Requirement:
Transcribe the listing word for word.

Stored data entries
────────────────
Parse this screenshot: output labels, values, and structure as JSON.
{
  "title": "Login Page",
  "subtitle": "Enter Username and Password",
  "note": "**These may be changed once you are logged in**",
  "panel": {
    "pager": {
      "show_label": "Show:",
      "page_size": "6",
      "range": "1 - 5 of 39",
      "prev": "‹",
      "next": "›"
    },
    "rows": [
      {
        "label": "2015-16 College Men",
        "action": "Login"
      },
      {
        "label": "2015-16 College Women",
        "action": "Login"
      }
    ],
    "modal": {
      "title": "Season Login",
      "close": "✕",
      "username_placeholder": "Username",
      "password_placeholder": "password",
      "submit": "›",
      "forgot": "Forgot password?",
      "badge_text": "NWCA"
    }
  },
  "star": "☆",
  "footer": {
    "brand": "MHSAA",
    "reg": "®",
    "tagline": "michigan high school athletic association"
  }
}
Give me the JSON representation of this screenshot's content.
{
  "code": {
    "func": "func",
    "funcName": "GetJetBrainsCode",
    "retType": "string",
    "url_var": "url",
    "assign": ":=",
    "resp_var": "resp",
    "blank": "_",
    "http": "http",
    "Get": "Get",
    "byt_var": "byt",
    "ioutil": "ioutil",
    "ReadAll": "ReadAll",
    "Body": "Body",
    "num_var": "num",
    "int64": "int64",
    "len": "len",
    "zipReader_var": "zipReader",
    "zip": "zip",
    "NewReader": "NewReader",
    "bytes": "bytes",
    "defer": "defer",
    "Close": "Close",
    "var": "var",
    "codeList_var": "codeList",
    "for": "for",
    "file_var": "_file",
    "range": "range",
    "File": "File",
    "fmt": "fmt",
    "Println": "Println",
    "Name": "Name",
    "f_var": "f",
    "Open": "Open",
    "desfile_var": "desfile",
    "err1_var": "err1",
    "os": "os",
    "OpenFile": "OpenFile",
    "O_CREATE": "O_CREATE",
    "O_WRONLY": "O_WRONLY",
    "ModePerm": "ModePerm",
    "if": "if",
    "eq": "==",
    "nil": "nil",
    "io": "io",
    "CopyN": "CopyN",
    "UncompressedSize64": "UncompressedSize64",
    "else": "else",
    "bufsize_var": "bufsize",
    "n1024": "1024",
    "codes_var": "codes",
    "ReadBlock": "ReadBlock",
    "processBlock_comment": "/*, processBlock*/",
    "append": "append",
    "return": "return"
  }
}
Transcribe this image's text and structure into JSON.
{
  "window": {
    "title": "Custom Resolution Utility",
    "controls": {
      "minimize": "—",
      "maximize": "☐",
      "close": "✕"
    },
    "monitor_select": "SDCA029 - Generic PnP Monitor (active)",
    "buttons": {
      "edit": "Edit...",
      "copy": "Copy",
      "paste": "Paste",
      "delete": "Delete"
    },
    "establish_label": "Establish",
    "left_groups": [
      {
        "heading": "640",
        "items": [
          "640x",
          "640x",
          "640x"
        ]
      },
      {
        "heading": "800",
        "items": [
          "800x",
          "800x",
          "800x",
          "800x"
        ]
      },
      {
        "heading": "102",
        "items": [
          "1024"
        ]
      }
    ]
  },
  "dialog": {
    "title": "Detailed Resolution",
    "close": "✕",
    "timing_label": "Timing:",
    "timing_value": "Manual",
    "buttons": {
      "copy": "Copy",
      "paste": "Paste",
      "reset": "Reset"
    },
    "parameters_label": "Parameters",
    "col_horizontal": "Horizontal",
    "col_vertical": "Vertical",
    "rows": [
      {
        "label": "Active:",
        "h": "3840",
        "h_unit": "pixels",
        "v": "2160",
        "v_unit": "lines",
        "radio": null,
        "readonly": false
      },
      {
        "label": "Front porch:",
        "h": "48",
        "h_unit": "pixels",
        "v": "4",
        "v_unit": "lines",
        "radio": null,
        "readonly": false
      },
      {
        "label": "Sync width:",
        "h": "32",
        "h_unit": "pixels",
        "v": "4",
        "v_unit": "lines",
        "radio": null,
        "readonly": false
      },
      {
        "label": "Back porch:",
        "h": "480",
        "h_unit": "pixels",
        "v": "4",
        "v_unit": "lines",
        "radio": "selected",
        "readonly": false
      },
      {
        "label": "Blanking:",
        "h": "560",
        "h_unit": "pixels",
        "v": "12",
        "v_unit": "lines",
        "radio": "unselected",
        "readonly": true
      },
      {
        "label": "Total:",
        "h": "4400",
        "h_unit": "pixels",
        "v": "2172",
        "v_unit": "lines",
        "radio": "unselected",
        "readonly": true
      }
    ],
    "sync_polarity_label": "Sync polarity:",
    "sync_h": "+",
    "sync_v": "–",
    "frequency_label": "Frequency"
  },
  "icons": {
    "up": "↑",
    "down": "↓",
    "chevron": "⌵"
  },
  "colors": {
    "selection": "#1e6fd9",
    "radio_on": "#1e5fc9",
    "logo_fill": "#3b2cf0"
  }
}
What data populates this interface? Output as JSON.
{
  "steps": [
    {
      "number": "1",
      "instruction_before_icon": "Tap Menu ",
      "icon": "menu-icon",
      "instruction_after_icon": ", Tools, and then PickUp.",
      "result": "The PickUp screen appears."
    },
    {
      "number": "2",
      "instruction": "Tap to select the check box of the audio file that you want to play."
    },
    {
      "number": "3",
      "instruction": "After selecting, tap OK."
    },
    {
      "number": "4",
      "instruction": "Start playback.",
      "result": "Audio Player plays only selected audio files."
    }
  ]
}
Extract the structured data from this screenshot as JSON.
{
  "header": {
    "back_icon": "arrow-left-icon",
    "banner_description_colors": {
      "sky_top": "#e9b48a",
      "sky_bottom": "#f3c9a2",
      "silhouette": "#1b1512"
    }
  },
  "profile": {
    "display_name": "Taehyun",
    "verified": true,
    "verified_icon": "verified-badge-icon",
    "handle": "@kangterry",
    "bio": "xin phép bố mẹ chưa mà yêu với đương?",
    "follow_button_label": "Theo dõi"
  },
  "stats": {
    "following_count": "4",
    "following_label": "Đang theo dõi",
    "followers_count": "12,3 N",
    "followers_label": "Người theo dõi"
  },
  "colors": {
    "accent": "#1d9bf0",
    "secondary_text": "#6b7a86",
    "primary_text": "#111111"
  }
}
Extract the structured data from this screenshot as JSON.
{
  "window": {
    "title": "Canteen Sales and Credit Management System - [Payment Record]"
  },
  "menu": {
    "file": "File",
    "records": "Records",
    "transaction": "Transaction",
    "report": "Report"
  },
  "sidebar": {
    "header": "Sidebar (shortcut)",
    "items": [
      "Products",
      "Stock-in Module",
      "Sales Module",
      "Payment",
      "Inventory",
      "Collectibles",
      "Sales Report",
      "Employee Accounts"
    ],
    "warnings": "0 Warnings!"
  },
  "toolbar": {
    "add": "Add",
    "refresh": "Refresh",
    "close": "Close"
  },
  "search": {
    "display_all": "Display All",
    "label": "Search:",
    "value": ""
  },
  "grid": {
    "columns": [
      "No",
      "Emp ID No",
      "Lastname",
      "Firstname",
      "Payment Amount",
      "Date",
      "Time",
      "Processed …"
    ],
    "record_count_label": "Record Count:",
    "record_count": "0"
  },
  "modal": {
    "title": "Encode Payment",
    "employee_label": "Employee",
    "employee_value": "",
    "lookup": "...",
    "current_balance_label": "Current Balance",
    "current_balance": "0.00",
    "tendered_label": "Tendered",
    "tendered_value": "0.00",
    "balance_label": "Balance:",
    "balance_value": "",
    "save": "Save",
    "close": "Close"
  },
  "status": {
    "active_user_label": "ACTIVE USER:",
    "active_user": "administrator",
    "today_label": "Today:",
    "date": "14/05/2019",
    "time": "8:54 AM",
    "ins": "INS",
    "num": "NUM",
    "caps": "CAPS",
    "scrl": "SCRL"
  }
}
────────────────
Solution for this exercise:
Parse this screenshot: output labels, values, and structure as JSON.
{
  "title": "Login Page",
  "subtitle": "Enter Username and Password",
  "note": "**These may be changed once you are logged in**",
  "panel": {
    "pager": {
      "show_label": "Show:",
      "page_size": "6",
      "range": "1 - 5 of 39",
      "prev": "‹",
      "next": "›"
    },
    "rows": [
      {
        "label": "2015-16 College Men",
        "action": "Login"
      },
      {
        "label": "2015-16 College Women",
        "action": "Login"
      }
    ],
    "modal": {
      "title": "Season Login",
      "close": "✕",
      "username_placeholder": "Username",
      "password_placeholder": "password",
      "submit": "›",
      "forgot": "Forgot password?",
      "badge_text": "NWCA"
    }
  },
  "star": "☆",
  "footer": {
    "brand": "MHSAA",
    "reg": "®",
    "tagline": "michigan high school athletic association"
  }
}
Give me the JSON representation of this screenshot's content.
{
  "code": {
    "func": "func",
    "funcName": "GetJetBrainsCode",
    "retType": "string",
    "url_var": "url",
    "assign": ":=",
    "resp_var": "resp",
    "blank": "_",
    "http": "http",
    "Get": "Get",
    "byt_var": "byt",
    "ioutil": "ioutil",
    "ReadAll": "ReadAll",
    "Body": "Body",
    "num_var": "num",
    "int64": "int64",
    "len": "len",
    "zipReader_var": "zipReader",
    "zip": "zip",
    "NewReader": "NewReader",
    "bytes": "bytes",
    "defer": "defer",
    "Close": "Close",
    "var": "var",
    "codeList_var": "codeList",
    "for": "for",
    "file_var": "_file",
    "range": "range",
    "File": "File",
    "fmt": "fmt",
    "Println": "Println",
    "Name": "Name",
    "f_var": "f",
    "Open": "Open",
    "desfile_var": "desfile",
    "err1_var": "err1",
    "os": "os",
    "OpenFile": "OpenFile",
    "O_CREATE": "O_CREATE",
    "O_WRONLY": "O_WRONLY",
    "ModePerm": "ModePerm",
    "if": "if",
    "eq": "==",
    "nil": "nil",
    "io": "io",
    "CopyN": "CopyN",
    "UncompressedSize64": "UncompressedSize64",
    "else": "else",
    "bufsize_var": "bufsize",
    "n1024": "1024",
    "codes_var": "codes",
    "ReadBlock": "ReadBlock",
    "processBlock_comment": "/*, processBlock*/",
    "append": "append",
    "return": "return"
  }
}
Transcribe this image's text and structure into JSON.
{
  "window": {
    "title": "Custom Resolution Utility",
    "controls": {
      "minimize": "—",
      "maximize": "☐",
      "close": "✕"
    },
    "monitor_select": "SDCA029 - Generic PnP Monitor (active)",
    "buttons": {
      "edit": "Edit...",
      "copy": "Copy",
      "paste": "Paste",
      "delete": "Delete"
    },
    "establish_label": "Establish",
    "left_groups": [
      {
        "heading": "640",
        "items": [
          "640x",
          "640x",
          "640x"
        ]
      },
      {
        "heading": "800",
        "items": [
          "800x",
          "800x",
          "800x",
          "800x"
        ]
      },
      {
        "heading": "102",
        "items": [
          "1024"
        ]
      }
    ]
  },
  "dialog": {
    "title": "Detailed Resolution",
    "close": "✕",
    "timing_label": "Timing:",
    "timing_value": "Manual",
    "buttons": {
      "copy": "Copy",
      "paste": "Paste",
      "reset": "Reset"
    },
    "parameters_label": "Parameters",
    "col_horizontal": "Horizontal",
    "col_vertical": "Vertical",
    "rows": [
      {
        "label": "Active:",
        "h": "3840",
        "h_unit": "pixels",
        "v": "2160",
        "v_unit": "lines",
        "radio": null,
        "readonly": false
      },
      {
        "label": "Front porch:",
        "h": "48",
        "h_unit": "pixels",
        "v": "4",
        "v_unit": "lines",
        "radio": null,
        "readonly": false
      },
      {
        "label": "Sync width:",
        "h": "32",
        "h_unit": "pixels",
        "v": "4",
        "v_unit": "lines",
        "radio": null,
        "readonly": false
      },
      {
        "label": "Back porch:",
        "h": "480",
        "h_unit": "pixels",
        "v": "4",
        "v_unit": "lines",
        "radio": "selected",
        "readonly": false
      },
      {
        "label": "Blanking:",
        "h": "560",
        "h_unit": "pixels",
        "v": "12",
        "v_unit": "lines",
        "radio": "unselected",
        "readonly": true
      },
      {
        "label": "Total:",
        "h": "4400",
        "h_unit": "pixels",
        "v": "2172",
        "v_unit": "lines",
        "radio": "unselected",
        "readonly": true
      }
    ],
    "sync_polarity_label": "Sync polarity:",
    "sync_h": "+",
    "sync_v": "–",
    "frequency_label": "Frequency"
  },
  "icons": {
    "up": "↑",
    "down": "↓",
    "chevron": "⌵"
  },
  "colors": {
    "selection": "#1e6fd9",
    "radio_on": "#1e5fc9",
    "logo_fill": "#3b2cf0"
  }
}
What data populates this interface? Output as JSON.
{
  "steps": [
    {
      "number": "1",
      "instruction_before_icon": "Tap Menu ",
      "icon": "menu-icon",
      "instruction_after_icon": ", Tools, and then PickUp.",
      "result": "The PickUp screen appears."
    },
    {
      "number": "2",
      "instruction": "Tap to select the check box of the audio file that you want to play."
    },
    {
      "number": "3",
      "instruction": "After selecting, tap OK."
    },
    {
      "number": "4",
      "instruction": "Start playback.",
      "result": "Audio Player plays only selected audio files."
    }
  ]
}
Extract the structured data from this screenshot as JSON.
{
  "header": {
    "back_icon": "arrow-left-icon",
    "banner_description_colors": {
      "sky_top": "#e9b48a",
      "sky_bottom": "#f3c9a2",
      "silhouette": "#1b1512"
    }
  },
  "profile": {
    "display_name": "Taehyun",
    "verified": true,
    "verified_icon": "verified-badge-icon",
    "handle": "@kangterry",
    "bio": "xin phép bố mẹ chưa mà yêu với đương?",
    "follow_button_label": "Theo dõi"
  },
  "stats": {
    "following_count": "4",
    "following_label": "Đang theo dõi",
    "followers_count": "12,3 N",
    "followers_label": "Người theo dõi"
  },
  "colors": {
    "accent": "#1d9bf0",
    "secondary_text": "#6b7a86",
    "primary_text": "#111111"
  }
}
Extract the structured data from this screenshot as JSON.
{
  "window": {
    "title": "Canteen Sales and Credit Management System - [Payment Record]"
  },
  "menu": {
    "file": "File",
    "records": "Records",
    "transaction": "Transaction",
    "report": "Report"
  },
  "sidebar": {
    "header": "Sidebar (shortcut)",
    "items": [
      "Products",
      "Stock-in Module",
      "Sales Module",
      "Payment",
      "Inventory",
      "Collectibles",
      "Sales Report",
      "Employee Accounts"
    ],
    "warnings": "0 Warnings!"
  },
  "toolbar": {
    "add": "Add",
    "refresh": "Refresh",
    "close": "Close"
  },
  "search": {
    "display_all": "Display All",
    "label": "Search:",
    "value": ""
  },
  "grid": {
    "columns": [
      "No",
      "Emp ID No",
      "Lastname",
      "Firstname",
      "Payment Amount",
      "Date",
      "Time",
      "Processed …"
    ],
    "record_count_label": "Record Count:",
    "record_count": "0"
  },
  "modal": {
    "title": "Encode Payment",
    "employee_label": "Employee",
    "employee_value": "",
    "lookup": "...",
    "current_balance_label": "Current Balance",
    "current_balance": "0.00",
    "tendered_label": "Tendered",
    "tendered_value": "0.00",
    "balance_label": "Balance:",
    "balance_value": "",
    "save": "Save",
    "close": "Close"
  },
  "status": {
    "active_user_label": "ACTIVE USER:",
    "active_user": "administrator",
    "today_label": "Today:",
    "date": "14/05/2019",
    "time": "8:54 AM",
    "ins": "INS",
    "num": "NUM",
    "caps": "CAPS",
    "scrl": "SCRL"
  }
}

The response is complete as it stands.